▶ **Your objective**
Look for "Transcribe the text in this document." in the records below, then copy that line and every line after it, exactly and with nothing added.

▶ **Saved data entries**
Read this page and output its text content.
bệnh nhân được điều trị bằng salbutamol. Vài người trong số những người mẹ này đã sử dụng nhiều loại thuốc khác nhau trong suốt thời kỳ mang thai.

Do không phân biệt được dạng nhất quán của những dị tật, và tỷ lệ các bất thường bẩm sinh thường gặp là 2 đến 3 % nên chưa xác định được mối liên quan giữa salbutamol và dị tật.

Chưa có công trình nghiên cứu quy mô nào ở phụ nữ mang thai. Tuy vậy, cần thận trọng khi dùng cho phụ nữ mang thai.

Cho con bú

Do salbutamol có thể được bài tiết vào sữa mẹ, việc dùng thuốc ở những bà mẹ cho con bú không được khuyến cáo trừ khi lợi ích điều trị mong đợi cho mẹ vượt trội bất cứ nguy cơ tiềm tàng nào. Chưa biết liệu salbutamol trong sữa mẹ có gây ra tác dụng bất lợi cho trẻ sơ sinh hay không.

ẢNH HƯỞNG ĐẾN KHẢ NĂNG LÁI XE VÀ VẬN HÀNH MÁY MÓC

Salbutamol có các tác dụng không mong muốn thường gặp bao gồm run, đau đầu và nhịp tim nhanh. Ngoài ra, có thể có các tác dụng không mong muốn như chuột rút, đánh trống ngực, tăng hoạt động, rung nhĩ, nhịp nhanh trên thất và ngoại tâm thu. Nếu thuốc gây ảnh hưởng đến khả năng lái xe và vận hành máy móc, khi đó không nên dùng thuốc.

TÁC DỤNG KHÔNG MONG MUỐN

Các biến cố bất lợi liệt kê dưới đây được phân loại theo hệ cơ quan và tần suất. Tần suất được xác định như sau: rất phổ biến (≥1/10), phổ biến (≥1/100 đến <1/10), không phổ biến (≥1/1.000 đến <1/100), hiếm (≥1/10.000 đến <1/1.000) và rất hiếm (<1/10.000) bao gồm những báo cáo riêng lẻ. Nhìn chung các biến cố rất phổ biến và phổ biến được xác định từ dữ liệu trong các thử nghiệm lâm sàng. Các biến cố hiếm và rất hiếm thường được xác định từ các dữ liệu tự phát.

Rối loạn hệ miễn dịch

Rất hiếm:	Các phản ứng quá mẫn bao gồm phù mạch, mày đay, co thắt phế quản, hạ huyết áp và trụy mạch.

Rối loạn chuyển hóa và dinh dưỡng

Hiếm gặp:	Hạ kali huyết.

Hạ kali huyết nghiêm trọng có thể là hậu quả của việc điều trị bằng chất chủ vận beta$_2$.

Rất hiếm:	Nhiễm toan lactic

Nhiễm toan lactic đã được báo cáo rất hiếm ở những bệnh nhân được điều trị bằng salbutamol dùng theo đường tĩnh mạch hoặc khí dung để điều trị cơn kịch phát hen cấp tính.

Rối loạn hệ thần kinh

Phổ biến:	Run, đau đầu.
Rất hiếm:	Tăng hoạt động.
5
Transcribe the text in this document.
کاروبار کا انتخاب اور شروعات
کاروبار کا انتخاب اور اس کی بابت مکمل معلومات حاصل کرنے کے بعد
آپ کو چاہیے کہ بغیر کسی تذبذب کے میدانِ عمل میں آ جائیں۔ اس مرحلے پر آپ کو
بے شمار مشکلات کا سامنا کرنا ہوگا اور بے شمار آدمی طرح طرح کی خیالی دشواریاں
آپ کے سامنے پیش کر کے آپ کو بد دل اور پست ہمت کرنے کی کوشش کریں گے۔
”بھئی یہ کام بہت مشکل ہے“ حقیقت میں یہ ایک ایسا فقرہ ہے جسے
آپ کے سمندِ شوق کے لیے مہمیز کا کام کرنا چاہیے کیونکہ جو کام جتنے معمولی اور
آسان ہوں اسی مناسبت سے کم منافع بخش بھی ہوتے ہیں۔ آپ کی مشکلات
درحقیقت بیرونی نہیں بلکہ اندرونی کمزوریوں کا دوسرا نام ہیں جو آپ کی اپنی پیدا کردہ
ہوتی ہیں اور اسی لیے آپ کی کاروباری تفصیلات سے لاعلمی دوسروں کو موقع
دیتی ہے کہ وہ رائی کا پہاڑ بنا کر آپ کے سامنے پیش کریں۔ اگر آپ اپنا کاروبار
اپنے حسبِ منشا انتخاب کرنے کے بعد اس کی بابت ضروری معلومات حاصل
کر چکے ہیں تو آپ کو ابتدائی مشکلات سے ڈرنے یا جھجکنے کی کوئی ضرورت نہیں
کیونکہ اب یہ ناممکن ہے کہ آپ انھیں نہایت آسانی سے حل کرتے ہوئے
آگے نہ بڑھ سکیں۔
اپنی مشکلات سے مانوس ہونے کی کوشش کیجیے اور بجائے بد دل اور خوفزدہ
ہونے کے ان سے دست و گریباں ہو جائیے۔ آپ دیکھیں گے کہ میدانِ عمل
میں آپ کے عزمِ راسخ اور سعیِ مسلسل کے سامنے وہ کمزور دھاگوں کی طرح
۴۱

▶ **Reply**
Transcribe the text in this document.
کاروبار کا انتخاب اور شروعات
کاروبار کا انتخاب اور اس کی بابت مکمل معلومات حاصل کرنے کے بعد
آپ کو چاہیے کہ بغیر کسی تذبذب کے میدانِ عمل میں آ جائیں۔ اس مرحلے پر آپ کو
بے شمار مشکلات کا سامنا کرنا ہوگا اور بے شمار آدمی طرح طرح کی خیالی دشواریاں
آپ کے سامنے پیش کر کے آپ کو بد دل اور پست ہمت کرنے کی کوشش کریں گے۔
”بھئی یہ کام بہت مشکل ہے“ حقیقت میں یہ ایک ایسا فقرہ ہے جسے
آپ کے سمندِ شوق کے لیے مہمیز کا کام کرنا چاہیے کیونکہ جو کام جتنے معمولی اور
آسان ہوں اسی مناسبت سے کم منافع بخش بھی ہوتے ہیں۔ آپ کی مشکلات
درحقیقت بیرونی نہیں بلکہ اندرونی کمزوریوں کا دوسرا نام ہیں جو آپ کی اپنی پیدا کردہ
ہوتی ہیں اور اسی لیے آپ کی کاروباری تفصیلات سے لاعلمی دوسروں کو موقع
دیتی ہے کہ وہ رائی کا پہاڑ بنا کر آپ کے سامنے پیش کریں۔ اگر آپ اپنا کاروبار
اپنے حسبِ منشا انتخاب کرنے کے بعد اس کی بابت ضروری معلومات حاصل
کر چکے ہیں تو آپ کو ابتدائی مشکلات سے ڈرنے یا جھجکنے کی کوئی ضرورت نہیں
کیونکہ اب یہ ناممکن ہے کہ آپ انھیں نہایت آسانی سے حل کرتے ہوئے
آگے نہ بڑھ سکیں۔
اپنی مشکلات سے مانوس ہونے کی کوشش کیجیے اور بجائے بد دل اور خوفزدہ
ہونے کے ان سے دست و گریباں ہو جائیے۔ آپ دیکھیں گے کہ میدانِ عمل
میں آپ کے عزمِ راسخ اور سعیِ مسلسل کے سامنے وہ کمزور دھاگوں کی طرح
۴۱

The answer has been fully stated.